> [WHAT TO DO]
1 - Rewrite the NextCard analysis from "FOOL PLATE SPECIAL" to "of $140.5 million.", replacing "IPO price" with "initial public offering price".
2 - Write the next part of the NextCard investment opinion, continuing after its final sentence.

> [PROVIDED PASSAGE]

========

FOOL PLATE SPECIAL
An Investment Opinion
A Look at NextCard Dale Wettlaufer (TMF Ralegh)
August 9, 1999
Shares of San Francisco-based credit card issuer NextCard Inc. (Nasdaq: NXCD) continued a steep slide begun in July, losing another $1 7/8 to $21 1/8. The stock is now trading far below its first-trade price and is within a hair's breadth of its $20 IPO price. One might be tempted to look at the nominal trading range of the company's shares and conclude that the company must be closer to reasonably priced at the bottom of that trading range, but at the current quote, the company's equity is still valued at $983 million, or about 6.8 times book value of $145 million, 68 times annualized Q2 revenues, and 7 times net loans of $140.5 million.
Simplistic multiples to current accounting data aren't going to go a long way in capturing the intrinsic value of a company such as this, however. Comparative analysis of such multiples with a peer group or near-peer group won't show where value lies. However, it is instructive to look at the market value added to invested capital and consider the expectations embedded in the stock price.
One of the first things that jumps out at you when you look at some of the pure-play Web-based financial services companies such as NextCard or Net.B@nk (Nasdaq: NTBK) is value per customer, which at present is well over $10,000 per customer. Obviously, you can't ascribe all the value in these companies to the current set of customers, though. Some of the value lies in the net present value of the current set of customers and most of the value lies in the expected value of future customers. The key set of assumptions, then, comes down customer acquisition and retention costs and how well the company leverages those ongoing investments.
In the case of NextCard, the company attracts customers through multiple channels:
NextCard then looks at its underwriting experiences with customers coming in from the different channels and is able to target those channels that funnel to it those customers with the best profitability characteristics. In other words, if NextCard advertised with financial site A and found those customers to be deadbeats, it would either drop that site or demand a much lower rate for advertising there. If it found that financial site B fed NextCard customers who have desirable credit behavior and carry higher-than-expected card balances, it would step up advertising on that site.
- Direct response Web-based marketing
- Affiliate network
- Affinity programs
- Co-branding initiatives
- Offline brand-building initiatives
Like a Capital One Financial (NYSE: COF), the reigning information-based marketer in the credit card industry, NextCard realizes the value of closely managing customer data and tailoring marketing and risk management programs according to the findings of its data management. It's not that the company engages in data manipulation; it's nice to know who your customer is. NextCard managers customer date because its product changes for each customer according to their past behavior and expected future behavior.

========

Stored data entries
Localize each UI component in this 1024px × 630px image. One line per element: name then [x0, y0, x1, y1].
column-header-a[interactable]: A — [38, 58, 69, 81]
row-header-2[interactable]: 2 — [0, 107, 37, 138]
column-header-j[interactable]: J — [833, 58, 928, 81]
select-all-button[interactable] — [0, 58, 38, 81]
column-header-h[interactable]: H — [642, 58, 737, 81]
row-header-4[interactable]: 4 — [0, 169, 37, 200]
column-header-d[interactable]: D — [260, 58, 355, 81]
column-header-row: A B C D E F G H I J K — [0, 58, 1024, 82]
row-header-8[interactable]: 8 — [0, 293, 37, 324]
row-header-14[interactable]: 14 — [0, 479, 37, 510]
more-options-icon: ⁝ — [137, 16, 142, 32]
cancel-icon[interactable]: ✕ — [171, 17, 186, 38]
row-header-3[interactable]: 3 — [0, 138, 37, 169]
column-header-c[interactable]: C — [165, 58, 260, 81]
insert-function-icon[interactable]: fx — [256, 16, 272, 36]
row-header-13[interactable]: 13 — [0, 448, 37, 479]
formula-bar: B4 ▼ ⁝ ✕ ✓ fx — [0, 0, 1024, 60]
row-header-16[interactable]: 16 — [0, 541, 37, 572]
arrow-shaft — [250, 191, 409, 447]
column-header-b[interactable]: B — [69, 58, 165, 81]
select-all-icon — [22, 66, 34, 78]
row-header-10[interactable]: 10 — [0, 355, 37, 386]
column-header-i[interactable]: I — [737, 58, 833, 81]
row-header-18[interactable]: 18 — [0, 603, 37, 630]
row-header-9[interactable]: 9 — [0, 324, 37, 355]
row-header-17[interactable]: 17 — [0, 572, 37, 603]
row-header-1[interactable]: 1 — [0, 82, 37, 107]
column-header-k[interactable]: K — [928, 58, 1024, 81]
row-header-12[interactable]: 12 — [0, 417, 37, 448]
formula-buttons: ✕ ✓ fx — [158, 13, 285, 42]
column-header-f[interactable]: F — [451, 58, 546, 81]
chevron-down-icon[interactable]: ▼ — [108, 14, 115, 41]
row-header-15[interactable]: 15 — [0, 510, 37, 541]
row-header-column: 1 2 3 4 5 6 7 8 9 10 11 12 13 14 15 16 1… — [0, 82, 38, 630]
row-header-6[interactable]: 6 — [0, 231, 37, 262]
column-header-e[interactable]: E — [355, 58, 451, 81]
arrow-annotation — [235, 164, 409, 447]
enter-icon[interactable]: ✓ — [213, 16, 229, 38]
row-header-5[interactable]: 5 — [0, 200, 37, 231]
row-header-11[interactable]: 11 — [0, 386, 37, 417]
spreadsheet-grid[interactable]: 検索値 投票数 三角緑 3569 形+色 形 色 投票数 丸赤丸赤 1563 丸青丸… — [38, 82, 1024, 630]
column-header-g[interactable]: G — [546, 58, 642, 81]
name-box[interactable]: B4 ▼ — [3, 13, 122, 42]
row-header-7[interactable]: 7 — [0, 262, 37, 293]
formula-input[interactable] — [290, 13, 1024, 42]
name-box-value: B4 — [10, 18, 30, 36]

========

> [OUTPUTS FOR THE TASKS]
1 -
FOOL PLATE SPECIAL
An Investment Opinion
A Look at NextCard Dale Wettlaufer (TMF Ralegh)
August 9, 1999
Shares of San Francisco-based credit card issuer NextCard Inc. (Nasdaq: NXCD) continued a steep slide begun in July, losing another $1 7/8 to $21 1/8. The stock is now trading far below its first-trade price and is within a hair's breadth of its $20 initial public offering price. One might be tempted to look at the nominal trading range of the company's shares and conclude that the company must be closer to reasonably priced at the bottom of that trading range, but at the current quote, the company's equity is still valued at $983 million, or about 6.8 times book value of $145 million, 68 times annualized Q2 revenues, and 7 times net loans of $140.5 million.

2 -
For instance, it takes only two delinquencies for the company to reprice an account. The company can also ascertain whether a potential customer is a yield hunter, who is not going to stick around long, and price the account outside of the potential customer's point of rate indifference. All of these fall within the "state of the art customer acquisition platform," which is designed to cut acquisition costs to half the industry's $80-$120 per-account costs, according to CIBC World Markets.
In following NextCard, this is perhaps one of the key metrics to assess as the company matures. At this comparatively immature stage, those costs are dropping immediately into earnings as a negative number, reducing retained earnings and owners' equity. As in other hypergrowth situations, an investor can approach the financials with more of a management accounting mindset, capitalizing the customer acquisition costs and amortizing them over an assumed customer life. Of course that doesn't match GAAP convention, but GAAP conventions aren't optimized for portraying the economics of a business, and especially immature businesses.
Even after a fall into the mid-$20 range, NextCard isn't a no-brainer, in my opinion. But it is one of those situations where you can look at the company at its IPO price. It's also a Web-based financial services company that has its act very tightly wired, in my opinion. The company's information-based strategy to lower customer acquisition and retention costs and maximize the profitability of customers is impressive and reminiscent of other credit card companies that have been successful in such efforts. While I don't have a valuation opinion of the company at this time, I think it is one of the more interesting spring-1999 IPOs that have fallen from their highs. Tune into the company's Q2 conference call for more discussion on the business model.